WORK TO COMPLETE:
Your task is to copy every line of the entries that contains "Barra".

======== DATA ENTRIES ========

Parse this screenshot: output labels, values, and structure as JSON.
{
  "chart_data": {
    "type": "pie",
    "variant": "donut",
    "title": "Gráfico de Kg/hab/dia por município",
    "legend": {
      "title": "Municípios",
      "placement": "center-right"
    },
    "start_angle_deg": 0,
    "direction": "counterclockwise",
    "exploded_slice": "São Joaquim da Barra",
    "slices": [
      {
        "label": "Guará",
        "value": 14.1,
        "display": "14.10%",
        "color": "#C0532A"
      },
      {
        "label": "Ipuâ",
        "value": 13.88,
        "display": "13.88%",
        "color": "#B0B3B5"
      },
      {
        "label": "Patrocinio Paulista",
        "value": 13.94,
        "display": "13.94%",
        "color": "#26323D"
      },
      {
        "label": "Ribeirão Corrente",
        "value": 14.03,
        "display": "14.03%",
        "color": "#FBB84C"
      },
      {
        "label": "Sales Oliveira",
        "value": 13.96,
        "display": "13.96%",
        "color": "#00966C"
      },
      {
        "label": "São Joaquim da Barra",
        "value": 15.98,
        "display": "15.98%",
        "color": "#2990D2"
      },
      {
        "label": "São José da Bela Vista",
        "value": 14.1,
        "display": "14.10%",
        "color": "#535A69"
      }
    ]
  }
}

========

FULL RESPONSE:
    "exploded_slice": "São Joaquim da Barra",
        "label": "São Joaquim da Barra",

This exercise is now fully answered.